(Stored data)
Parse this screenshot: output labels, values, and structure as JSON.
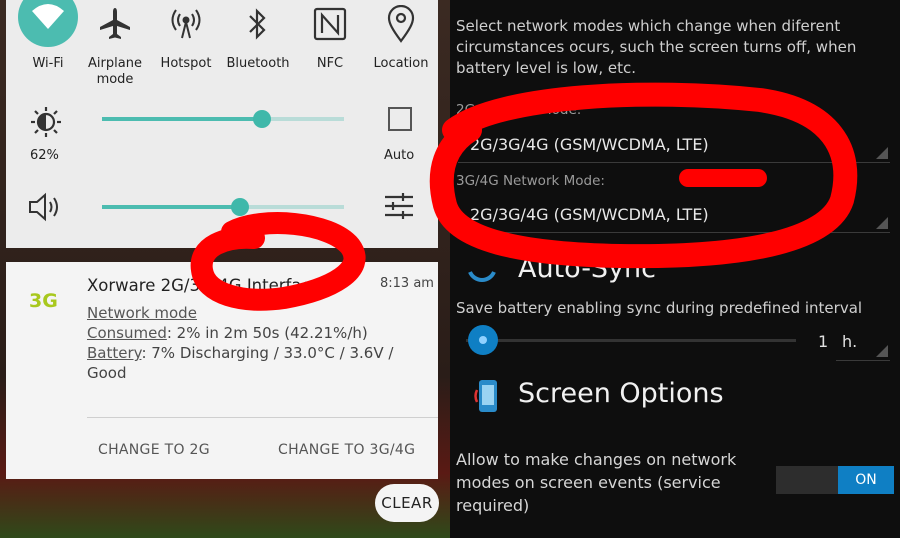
{
  "quick_settings": {
    "tiles": [
      {
        "label": "Wi-Fi",
        "icon": "wifi-icon"
      },
      {
        "label": "Airplane\nmode",
        "icon": "airplane-icon"
      },
      {
        "label": "Hotspot",
        "icon": "hotspot-icon"
      },
      {
        "label": "Bluetooth",
        "icon": "bluetooth-icon"
      },
      {
        "label": "NFC",
        "icon": "nfc-icon"
      },
      {
        "label": "Location",
        "icon": "location-icon"
      }
    ],
    "brightness": {
      "percent_label": "62%",
      "level": 0.66,
      "auto_label": "Auto"
    },
    "volume": {
      "level": 0.57
    }
  },
  "notification": {
    "badge": "3G",
    "title": "Xorware 2G/3G/4G Interface",
    "time": "8:13 am",
    "line1": "Network mode",
    "consumed_key": "Consumed",
    "consumed_value": ": 2% in 2m 50s (42.21%/h)",
    "battery_key": "Battery",
    "battery_value": ": 7% Discharging / 33.0°C / 3.6V /",
    "battery_value2": "Good",
    "action1": "CHANGE TO 2G",
    "action2": "CHANGE TO 3G/4G",
    "clear_label": "CLEAR"
  },
  "settings": {
    "intro_line1": "Select network modes which change when diferent",
    "intro_line2": "circumstances ocurs, such the screen turns off, when",
    "intro_line3": "battery level is low, etc.",
    "mode1_label": "2G Network Mode:",
    "mode1_value": "2G/3G/4G (GSM/WCDMA, LTE)",
    "mode2_label": "3G/4G Network Mode:",
    "mode2_value": "2G/3G/4G (GSM/WCDMA, LTE)",
    "autosync_title": "Auto-Sync",
    "autosync_desc": "Save battery enabling sync during predefined interval",
    "interval_value": "1",
    "interval_unit": "h.",
    "screen_title": "Screen Options",
    "screen_desc1": "Allow to make changes on network",
    "screen_desc2": "modes on screen events (service",
    "screen_desc3": "required)",
    "toggle_label": "ON"
  },
  "colors": {
    "accent": "#4cbcb0",
    "badge": "#a8c81e",
    "annotation": "#ff0000",
    "toggle_on": "#0f7fc4"
  }
}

• EXERCISE BRIEF: Give an exact copy of the material, leaving out every picture.

• SOLVED PROBLEM:
Parse this screenshot: output labels, values, and structure as JSON.
{
  "quick_settings": {
    "tiles": [
      {
        "label": "Wi-Fi",
        "icon": "wifi-icon"
      },
      {
        "label": "Airplane\nmode",
        "icon": "airplane-icon"
      },
      {
        "label": "Hotspot",
        "icon": "hotspot-icon"
      },
      {
        "label": "Bluetooth",
        "icon": "bluetooth-icon"
      },
      {
        "label": "NFC",
        "icon": "nfc-icon"
      },
      {
        "label": "Location",
        "icon": "location-icon"
      }
    ],
    "brightness": {
      "percent_label": "62%",
      "level": 0.66,
      "auto_label": "Auto"
    },
    "volume": {
      "level": 0.57
    }
  },
  "notification": {
    "badge": "3G",
    "title": "Xorware 2G/3G/4G Interface",
    "time": "8:13 am",
    "line1": "Network mode",
    "consumed_key": "Consumed",
    "consumed_value": ": 2% in 2m 50s (42.21%/h)",
    "battery_key": "Battery",
    "battery_value": ": 7% Discharging / 33.0°C / 3.6V /",
    "battery_value2": "Good",
    "action1": "CHANGE TO 2G",
    "action2": "CHANGE TO 3G/4G",
    "clear_label": "CLEAR"
  },
  "settings": {
    "intro_line1": "Select network modes which change when diferent",
    "intro_line2": "circumstances ocurs, such the screen turns off, when",
    "intro_line3": "battery level is low, etc.",
    "mode1_label": "2G Network Mode:",
    "mode1_value": "2G/3G/4G (GSM/WCDMA, LTE)",
    "mode2_label": "3G/4G Network Mode:",
    "mode2_value": "2G/3G/4G (GSM/WCDMA, LTE)",
    "autosync_title": "Auto-Sync",
    "autosync_desc": "Save battery enabling sync during predefined interval",
    "interval_value": "1",
    "interval_unit": "h.",
    "screen_title": "Screen Options",
    "screen_desc1": "Allow to make changes on network",
    "screen_desc2": "modes on screen events (service",
    "screen_desc3": "required)",
    "toggle_label": "ON"
  },
  "colors": {
    "accent": "#4cbcb0",
    "badge": "#a8c81e",
    "annotation": "#ff0000",
    "toggle_on": "#0f7fc4"
  }
}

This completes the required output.